◆ **Records for this task**:

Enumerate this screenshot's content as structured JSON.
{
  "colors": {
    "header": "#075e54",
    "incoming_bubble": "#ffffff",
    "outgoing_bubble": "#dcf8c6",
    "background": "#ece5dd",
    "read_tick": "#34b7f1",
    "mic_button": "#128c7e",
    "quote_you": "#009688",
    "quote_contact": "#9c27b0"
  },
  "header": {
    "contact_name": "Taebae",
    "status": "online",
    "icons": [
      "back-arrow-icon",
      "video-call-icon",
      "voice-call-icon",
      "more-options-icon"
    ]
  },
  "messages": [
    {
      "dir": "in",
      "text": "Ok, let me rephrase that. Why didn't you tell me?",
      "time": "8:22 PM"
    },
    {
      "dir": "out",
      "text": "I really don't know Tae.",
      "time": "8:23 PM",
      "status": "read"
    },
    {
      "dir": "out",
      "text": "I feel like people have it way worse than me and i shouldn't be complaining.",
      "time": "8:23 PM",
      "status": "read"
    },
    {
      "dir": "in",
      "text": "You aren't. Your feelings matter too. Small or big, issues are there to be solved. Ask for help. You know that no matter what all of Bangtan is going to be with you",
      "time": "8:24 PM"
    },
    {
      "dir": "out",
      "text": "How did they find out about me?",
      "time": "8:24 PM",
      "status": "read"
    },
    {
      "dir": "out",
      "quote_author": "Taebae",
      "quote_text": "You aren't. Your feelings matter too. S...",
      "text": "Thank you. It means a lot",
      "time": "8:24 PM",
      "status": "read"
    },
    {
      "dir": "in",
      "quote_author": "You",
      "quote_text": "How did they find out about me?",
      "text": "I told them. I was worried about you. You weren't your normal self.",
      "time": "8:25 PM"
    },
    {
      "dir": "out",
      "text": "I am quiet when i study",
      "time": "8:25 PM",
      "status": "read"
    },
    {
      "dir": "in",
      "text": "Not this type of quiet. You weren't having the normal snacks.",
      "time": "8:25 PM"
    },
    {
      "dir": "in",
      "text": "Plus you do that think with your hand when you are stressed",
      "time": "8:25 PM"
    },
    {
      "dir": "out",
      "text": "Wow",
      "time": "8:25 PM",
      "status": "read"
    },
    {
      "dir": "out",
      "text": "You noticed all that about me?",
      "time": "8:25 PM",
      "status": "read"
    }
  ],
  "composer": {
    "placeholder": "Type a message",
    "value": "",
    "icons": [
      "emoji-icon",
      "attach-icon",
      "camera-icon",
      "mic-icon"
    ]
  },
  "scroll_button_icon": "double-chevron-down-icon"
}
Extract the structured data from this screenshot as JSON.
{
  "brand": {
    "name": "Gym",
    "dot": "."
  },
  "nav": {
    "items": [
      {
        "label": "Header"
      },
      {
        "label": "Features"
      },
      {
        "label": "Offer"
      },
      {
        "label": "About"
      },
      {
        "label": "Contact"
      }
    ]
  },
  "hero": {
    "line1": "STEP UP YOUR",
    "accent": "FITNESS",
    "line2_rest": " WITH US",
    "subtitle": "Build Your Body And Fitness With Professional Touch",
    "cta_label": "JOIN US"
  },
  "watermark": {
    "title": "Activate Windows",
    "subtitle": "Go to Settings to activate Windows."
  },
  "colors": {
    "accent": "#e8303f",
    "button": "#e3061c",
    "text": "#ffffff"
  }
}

◆ **What to do**:
Write only the number of lines in the data above that include "weren".

◆ **Full response**:
2